● STATED TASK:
Pick out every line holding the string "least" and copy it.

-- START INFORMATION GIVEN --

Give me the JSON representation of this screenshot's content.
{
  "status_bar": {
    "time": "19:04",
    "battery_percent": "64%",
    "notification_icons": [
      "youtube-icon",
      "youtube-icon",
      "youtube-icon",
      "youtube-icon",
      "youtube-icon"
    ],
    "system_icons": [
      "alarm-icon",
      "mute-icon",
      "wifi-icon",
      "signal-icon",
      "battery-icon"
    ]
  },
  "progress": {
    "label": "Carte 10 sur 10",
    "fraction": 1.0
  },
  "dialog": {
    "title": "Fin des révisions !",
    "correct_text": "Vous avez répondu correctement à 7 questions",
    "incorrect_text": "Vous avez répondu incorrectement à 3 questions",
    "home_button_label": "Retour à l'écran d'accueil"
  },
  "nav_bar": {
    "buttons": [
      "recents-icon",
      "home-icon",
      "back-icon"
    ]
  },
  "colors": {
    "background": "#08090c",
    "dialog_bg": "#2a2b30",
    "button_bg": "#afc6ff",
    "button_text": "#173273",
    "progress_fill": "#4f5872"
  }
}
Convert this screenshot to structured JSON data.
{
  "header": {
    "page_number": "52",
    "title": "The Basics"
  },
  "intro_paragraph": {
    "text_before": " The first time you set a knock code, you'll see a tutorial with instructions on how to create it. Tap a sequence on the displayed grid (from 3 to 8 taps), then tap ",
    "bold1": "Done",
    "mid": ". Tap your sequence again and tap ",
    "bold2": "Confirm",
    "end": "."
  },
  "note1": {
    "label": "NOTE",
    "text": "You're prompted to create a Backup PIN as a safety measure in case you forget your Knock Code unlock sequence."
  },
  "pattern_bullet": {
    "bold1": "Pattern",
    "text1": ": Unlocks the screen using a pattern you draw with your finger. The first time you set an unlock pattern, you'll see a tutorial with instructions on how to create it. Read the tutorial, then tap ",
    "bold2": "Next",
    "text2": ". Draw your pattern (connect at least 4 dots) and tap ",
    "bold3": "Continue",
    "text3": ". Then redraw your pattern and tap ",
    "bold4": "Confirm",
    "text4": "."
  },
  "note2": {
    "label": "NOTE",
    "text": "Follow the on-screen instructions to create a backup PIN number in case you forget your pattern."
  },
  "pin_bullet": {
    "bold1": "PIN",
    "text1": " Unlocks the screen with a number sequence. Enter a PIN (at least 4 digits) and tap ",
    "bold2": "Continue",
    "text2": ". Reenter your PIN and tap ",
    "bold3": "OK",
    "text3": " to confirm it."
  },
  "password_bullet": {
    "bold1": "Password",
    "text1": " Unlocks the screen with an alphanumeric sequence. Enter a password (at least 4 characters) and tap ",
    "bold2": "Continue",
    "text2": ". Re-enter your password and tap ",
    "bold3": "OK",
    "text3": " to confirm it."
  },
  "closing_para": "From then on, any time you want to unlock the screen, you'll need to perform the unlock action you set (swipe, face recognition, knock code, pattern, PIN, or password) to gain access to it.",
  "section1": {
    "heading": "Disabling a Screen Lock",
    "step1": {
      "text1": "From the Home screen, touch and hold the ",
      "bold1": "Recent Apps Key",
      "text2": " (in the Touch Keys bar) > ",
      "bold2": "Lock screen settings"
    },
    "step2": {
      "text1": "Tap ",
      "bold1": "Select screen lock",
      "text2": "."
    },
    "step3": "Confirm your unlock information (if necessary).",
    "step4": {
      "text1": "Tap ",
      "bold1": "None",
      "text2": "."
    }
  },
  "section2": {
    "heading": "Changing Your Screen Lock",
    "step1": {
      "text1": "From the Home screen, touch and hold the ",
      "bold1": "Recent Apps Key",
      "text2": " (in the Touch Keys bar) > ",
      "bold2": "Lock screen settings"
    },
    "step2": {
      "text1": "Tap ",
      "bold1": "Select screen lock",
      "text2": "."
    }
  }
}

-- END INFORMATION GIVEN --

● ANSWER TO THIS TASK:
    "text2": ". Draw your pattern (connect at least 4 dots) and tap ",
    "text1": " Unlocks the screen with a number sequence. Enter a PIN (at least 4 digits) and tap ",
    "text1": " Unlocks the screen with an alphanumeric sequence. Enter a password (at least 4 characters) and tap ",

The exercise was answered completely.